-- RECORDS FOR THE TASK --
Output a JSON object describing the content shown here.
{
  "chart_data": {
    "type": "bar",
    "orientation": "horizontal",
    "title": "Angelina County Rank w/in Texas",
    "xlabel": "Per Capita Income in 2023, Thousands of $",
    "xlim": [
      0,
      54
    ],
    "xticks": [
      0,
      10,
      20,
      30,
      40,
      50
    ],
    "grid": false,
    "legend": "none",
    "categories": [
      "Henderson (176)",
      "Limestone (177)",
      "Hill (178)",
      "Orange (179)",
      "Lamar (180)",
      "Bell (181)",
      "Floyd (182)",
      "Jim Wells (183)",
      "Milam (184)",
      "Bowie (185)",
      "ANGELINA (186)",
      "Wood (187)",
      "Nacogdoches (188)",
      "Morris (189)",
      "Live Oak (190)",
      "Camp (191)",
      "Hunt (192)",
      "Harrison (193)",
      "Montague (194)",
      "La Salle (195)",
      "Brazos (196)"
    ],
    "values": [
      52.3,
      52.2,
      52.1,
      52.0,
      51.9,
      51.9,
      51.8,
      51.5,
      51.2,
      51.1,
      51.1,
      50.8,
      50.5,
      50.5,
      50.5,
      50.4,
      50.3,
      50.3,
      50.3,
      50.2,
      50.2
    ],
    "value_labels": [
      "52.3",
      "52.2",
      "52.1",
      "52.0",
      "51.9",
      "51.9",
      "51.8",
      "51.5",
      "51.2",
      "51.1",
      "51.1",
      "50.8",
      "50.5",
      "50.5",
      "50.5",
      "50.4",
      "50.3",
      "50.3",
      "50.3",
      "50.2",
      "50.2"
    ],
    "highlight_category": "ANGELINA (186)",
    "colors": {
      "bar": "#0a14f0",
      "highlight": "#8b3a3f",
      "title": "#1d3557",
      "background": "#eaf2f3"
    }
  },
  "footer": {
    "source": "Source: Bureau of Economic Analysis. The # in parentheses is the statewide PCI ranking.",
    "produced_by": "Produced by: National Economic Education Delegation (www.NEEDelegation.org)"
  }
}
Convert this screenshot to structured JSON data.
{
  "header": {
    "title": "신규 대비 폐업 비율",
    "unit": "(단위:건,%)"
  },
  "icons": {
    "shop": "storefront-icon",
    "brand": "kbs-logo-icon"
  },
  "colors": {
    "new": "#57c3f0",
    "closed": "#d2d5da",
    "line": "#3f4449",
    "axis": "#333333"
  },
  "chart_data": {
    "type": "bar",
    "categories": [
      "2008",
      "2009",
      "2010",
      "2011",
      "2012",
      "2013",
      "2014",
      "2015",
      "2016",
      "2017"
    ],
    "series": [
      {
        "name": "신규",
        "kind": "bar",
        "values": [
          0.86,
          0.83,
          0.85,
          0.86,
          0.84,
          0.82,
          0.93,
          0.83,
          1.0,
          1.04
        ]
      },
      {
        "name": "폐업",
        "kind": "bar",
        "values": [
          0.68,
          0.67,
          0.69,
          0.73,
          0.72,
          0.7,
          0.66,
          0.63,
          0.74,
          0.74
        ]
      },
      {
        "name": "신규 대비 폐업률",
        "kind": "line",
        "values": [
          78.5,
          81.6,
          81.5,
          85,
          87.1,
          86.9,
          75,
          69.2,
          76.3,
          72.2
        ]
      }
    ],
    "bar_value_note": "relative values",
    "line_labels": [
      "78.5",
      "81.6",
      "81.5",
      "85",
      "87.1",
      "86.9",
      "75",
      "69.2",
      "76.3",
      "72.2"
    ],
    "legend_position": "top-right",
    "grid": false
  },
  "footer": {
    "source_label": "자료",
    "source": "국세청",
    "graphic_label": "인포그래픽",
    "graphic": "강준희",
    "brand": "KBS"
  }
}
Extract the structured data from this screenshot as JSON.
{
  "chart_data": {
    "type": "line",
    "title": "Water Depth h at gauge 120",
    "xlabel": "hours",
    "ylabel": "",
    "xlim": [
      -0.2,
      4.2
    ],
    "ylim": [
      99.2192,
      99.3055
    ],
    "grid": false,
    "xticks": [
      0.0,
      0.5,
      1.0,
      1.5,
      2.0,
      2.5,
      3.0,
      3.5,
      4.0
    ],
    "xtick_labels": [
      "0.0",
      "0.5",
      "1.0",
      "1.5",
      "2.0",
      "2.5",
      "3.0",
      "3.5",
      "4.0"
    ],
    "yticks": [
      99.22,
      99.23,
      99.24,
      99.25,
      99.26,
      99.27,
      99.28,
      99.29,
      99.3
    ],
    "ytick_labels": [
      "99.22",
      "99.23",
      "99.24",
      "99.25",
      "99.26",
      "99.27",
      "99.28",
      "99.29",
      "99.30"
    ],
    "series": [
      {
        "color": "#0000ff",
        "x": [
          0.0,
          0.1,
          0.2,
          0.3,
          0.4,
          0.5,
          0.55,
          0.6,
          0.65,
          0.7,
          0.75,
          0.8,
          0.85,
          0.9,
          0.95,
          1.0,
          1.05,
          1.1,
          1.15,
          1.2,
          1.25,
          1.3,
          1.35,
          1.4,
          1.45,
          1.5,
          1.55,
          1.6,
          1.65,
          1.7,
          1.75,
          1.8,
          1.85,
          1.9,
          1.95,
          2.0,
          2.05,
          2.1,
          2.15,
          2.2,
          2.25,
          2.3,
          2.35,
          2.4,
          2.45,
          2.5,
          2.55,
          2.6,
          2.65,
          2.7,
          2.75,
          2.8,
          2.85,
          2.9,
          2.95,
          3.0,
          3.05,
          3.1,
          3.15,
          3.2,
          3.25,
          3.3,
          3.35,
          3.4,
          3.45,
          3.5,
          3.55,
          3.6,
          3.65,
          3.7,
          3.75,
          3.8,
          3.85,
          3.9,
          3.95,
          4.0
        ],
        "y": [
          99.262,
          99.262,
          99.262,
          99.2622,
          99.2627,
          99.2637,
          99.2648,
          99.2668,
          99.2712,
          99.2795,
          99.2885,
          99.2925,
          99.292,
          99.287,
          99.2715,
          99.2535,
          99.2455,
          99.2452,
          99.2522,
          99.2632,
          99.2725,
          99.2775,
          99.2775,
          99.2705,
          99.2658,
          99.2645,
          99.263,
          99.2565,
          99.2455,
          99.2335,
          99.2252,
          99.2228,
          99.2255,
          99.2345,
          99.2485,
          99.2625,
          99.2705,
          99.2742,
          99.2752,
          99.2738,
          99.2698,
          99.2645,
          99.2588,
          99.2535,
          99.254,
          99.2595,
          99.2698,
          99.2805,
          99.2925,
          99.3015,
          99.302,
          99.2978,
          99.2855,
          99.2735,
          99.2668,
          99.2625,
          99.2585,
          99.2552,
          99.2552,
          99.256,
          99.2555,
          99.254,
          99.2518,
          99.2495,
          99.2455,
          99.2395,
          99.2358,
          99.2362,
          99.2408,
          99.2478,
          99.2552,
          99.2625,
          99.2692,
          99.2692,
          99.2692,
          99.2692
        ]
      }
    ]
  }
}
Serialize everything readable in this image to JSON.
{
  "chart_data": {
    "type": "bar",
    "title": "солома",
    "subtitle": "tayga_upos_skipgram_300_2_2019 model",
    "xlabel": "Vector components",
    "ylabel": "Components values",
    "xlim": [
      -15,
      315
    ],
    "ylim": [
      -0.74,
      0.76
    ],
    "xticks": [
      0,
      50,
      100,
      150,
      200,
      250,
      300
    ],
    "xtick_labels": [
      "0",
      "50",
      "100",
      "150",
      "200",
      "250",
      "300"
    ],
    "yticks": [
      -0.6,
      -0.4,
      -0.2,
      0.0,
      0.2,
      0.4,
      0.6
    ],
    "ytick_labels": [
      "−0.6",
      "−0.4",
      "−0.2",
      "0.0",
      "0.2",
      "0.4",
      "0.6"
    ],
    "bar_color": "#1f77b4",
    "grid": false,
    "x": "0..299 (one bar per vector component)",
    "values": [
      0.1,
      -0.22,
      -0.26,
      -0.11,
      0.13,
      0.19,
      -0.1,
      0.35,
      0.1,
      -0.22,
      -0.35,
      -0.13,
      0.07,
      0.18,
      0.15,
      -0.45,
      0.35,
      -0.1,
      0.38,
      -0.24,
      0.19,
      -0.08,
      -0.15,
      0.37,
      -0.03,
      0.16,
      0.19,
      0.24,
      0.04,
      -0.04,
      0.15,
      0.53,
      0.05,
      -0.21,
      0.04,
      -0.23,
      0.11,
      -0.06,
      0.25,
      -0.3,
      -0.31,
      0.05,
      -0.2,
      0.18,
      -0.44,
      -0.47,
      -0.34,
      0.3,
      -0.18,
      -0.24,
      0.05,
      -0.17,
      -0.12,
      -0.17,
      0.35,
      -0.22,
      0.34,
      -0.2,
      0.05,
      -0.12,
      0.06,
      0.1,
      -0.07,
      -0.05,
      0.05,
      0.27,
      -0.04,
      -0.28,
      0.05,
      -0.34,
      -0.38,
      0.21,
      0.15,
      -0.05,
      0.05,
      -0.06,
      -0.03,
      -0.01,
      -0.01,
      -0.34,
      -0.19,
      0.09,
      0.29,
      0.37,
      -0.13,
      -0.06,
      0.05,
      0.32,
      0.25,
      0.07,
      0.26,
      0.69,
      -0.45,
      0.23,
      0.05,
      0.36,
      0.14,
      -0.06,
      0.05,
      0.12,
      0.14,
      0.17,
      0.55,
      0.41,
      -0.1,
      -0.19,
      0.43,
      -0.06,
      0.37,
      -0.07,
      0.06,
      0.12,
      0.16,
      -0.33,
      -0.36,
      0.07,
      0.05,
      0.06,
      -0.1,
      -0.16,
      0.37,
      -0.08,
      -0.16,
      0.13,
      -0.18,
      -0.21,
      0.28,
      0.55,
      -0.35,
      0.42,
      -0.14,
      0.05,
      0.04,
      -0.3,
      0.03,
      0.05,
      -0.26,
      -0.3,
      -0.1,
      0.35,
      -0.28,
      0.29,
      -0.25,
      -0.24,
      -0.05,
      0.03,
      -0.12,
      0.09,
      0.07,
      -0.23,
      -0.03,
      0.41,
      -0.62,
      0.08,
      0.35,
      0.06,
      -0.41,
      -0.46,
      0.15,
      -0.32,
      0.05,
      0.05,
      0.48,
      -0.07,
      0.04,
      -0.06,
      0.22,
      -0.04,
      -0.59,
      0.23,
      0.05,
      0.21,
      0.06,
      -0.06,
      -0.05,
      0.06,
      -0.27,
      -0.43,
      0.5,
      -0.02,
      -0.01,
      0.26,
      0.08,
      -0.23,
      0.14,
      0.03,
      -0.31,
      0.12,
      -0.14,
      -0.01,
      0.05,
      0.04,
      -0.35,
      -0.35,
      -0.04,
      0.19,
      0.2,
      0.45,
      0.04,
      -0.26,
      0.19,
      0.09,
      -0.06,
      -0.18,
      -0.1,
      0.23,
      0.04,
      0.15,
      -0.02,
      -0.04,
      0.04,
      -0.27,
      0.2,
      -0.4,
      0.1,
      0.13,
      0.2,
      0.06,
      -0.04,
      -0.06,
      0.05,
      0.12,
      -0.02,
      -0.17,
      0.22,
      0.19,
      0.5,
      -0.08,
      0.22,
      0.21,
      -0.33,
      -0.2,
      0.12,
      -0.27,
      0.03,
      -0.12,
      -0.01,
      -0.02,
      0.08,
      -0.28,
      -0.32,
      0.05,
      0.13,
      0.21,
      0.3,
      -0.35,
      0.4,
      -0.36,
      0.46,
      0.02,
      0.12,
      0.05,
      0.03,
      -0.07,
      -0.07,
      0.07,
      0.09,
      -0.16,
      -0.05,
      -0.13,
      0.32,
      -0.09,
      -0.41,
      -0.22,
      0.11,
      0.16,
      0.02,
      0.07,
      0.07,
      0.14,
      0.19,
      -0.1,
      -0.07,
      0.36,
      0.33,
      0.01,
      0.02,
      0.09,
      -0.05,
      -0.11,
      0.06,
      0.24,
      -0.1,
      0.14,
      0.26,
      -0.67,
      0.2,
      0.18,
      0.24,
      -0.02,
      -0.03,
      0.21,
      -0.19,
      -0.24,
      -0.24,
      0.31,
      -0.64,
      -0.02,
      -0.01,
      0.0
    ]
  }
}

-- PROBLEM DETAILS --
Copy each line from the records above that includes the string "Economic".

-- SOLUTION FOR THIS PROBLEM --
    "source": "Source: Bureau of Economic Analysis. The # in parentheses is the statewide PCI ranking.",
    "produced_by": "Produced by: National Economic Education Delegation (www.NEEDelegation.org)"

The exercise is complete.